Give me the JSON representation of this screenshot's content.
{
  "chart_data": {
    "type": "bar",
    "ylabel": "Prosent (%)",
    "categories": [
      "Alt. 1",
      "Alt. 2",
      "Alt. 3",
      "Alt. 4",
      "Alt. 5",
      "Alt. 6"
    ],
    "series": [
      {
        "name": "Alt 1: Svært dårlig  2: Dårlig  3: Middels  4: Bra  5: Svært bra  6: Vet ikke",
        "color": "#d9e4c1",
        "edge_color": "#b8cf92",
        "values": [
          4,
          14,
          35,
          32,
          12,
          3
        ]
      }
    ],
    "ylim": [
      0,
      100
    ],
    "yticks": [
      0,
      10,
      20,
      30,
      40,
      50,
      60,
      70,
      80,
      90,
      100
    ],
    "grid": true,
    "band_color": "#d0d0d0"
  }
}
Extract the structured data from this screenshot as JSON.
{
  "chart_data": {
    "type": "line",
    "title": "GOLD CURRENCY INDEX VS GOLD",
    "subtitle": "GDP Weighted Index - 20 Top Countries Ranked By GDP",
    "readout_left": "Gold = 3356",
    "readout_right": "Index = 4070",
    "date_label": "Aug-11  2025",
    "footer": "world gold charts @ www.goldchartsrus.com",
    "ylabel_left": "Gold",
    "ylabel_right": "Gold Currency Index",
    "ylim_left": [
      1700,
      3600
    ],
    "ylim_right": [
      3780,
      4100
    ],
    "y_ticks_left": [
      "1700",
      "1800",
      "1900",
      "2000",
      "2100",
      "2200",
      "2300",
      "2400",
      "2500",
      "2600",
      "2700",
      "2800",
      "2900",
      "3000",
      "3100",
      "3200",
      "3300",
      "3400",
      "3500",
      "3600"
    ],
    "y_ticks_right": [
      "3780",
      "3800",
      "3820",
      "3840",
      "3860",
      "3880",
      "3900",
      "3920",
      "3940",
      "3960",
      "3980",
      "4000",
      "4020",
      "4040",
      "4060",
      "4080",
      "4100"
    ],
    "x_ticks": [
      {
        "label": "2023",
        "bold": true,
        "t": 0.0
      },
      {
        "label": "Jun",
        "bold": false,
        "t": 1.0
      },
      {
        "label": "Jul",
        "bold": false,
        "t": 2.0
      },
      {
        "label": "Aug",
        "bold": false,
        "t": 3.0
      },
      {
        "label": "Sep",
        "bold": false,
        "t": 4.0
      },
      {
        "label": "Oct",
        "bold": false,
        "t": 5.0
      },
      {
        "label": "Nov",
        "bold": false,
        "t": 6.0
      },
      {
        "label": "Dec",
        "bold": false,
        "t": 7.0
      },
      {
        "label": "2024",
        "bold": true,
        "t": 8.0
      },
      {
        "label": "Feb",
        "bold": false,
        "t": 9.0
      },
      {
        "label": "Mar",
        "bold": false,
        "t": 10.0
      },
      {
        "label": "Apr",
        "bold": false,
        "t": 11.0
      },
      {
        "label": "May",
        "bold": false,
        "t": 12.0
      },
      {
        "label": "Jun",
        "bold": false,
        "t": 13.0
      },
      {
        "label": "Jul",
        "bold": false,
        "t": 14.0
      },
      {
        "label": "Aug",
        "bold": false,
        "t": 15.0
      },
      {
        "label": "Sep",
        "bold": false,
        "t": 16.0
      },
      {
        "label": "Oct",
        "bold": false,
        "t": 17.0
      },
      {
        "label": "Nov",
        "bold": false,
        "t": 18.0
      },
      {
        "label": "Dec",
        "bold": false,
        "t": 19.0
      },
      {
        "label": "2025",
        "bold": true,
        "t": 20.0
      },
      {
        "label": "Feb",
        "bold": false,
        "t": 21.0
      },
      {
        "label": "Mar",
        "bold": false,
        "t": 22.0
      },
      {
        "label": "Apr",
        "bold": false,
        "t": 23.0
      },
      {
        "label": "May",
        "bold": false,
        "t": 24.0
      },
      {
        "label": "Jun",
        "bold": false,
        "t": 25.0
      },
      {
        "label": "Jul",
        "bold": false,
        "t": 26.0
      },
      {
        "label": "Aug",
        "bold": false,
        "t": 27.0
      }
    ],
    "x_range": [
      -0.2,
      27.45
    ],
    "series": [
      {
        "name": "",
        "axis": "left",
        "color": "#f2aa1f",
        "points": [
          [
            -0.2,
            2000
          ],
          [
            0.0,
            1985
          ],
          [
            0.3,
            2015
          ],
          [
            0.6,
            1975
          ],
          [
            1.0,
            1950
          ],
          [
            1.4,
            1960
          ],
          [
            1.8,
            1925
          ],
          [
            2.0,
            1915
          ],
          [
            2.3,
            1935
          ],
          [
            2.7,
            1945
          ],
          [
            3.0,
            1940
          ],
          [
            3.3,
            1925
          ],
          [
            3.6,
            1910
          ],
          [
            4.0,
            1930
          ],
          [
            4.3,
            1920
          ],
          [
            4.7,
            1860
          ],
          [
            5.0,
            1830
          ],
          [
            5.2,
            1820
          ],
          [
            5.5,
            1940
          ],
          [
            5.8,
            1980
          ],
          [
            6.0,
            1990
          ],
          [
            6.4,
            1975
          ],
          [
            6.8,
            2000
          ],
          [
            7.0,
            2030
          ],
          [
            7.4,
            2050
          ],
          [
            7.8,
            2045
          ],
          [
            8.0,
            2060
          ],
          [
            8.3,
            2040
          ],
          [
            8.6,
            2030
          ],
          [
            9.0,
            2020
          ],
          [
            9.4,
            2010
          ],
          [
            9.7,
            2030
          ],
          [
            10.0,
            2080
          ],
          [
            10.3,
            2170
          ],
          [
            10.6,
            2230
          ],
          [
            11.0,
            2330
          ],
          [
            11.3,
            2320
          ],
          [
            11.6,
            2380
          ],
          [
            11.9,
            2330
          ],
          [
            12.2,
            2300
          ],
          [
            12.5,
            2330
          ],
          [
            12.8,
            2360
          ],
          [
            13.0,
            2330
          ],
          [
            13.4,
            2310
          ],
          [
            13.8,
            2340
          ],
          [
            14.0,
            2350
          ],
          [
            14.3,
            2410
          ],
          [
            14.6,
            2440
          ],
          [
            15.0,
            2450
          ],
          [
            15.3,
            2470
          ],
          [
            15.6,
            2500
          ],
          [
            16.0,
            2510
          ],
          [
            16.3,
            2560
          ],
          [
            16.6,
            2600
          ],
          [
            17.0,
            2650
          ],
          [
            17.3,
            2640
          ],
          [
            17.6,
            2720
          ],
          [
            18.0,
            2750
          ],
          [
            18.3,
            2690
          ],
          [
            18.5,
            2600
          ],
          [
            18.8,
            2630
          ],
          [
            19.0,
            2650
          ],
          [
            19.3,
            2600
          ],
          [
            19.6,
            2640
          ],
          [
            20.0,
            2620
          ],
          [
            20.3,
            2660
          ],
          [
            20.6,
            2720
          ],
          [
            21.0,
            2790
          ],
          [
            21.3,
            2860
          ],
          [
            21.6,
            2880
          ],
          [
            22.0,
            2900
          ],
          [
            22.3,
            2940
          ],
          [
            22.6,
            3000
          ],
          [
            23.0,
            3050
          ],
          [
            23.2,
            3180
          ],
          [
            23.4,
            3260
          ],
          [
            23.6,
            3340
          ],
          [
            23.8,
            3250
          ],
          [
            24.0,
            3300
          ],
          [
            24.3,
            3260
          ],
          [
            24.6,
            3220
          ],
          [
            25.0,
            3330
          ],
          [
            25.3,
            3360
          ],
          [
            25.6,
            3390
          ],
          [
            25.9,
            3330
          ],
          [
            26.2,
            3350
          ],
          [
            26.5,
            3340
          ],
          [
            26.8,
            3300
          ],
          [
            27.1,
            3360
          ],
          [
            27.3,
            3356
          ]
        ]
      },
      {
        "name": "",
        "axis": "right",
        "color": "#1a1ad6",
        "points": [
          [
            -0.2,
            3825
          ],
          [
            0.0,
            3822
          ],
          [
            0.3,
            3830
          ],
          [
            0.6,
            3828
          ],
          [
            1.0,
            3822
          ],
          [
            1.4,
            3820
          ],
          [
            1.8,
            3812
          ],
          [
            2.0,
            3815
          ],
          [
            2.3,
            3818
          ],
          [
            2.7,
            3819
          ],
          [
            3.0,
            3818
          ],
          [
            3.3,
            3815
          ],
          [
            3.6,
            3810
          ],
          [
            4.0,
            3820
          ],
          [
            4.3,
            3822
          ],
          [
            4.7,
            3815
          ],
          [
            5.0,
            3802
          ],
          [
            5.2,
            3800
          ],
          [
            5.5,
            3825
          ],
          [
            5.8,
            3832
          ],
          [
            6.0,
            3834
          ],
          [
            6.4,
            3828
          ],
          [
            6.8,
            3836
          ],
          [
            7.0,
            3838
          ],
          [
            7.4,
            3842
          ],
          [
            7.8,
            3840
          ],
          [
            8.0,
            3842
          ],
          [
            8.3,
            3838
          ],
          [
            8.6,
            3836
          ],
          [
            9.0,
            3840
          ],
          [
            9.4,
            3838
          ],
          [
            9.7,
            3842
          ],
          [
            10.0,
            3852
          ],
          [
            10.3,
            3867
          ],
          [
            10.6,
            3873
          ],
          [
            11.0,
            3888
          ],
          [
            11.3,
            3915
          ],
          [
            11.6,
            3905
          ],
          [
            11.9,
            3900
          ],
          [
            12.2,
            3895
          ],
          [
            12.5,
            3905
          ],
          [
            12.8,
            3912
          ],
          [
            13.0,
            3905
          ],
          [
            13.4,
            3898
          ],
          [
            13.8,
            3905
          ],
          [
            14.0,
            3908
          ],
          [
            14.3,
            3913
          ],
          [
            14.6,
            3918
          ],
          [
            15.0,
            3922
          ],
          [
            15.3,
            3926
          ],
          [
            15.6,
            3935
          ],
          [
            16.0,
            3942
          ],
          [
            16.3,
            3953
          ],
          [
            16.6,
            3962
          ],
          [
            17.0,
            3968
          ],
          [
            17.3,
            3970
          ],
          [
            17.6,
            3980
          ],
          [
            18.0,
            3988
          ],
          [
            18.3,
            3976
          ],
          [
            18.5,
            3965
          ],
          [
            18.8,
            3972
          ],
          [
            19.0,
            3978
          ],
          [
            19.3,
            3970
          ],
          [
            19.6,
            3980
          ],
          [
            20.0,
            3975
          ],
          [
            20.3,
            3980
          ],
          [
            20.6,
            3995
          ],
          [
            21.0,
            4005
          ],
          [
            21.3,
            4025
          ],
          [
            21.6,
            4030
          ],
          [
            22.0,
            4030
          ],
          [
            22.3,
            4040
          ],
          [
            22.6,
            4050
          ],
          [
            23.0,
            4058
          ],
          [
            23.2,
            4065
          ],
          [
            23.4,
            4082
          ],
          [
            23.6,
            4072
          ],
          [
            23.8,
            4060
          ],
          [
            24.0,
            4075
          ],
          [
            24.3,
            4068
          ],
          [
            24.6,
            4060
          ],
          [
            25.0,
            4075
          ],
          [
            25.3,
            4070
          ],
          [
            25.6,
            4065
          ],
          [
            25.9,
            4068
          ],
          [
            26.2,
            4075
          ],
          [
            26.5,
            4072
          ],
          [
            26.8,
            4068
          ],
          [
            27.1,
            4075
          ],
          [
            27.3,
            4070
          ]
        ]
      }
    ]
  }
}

= WHAT YOU HAVE TO DO =
Copy each line of the listing that includes "screenshot".

= RESPONSE FOR THIS EXERCISE =
Give me the JSON representation of this screenshot's content.
Extract the structured data from this screenshot as JSON.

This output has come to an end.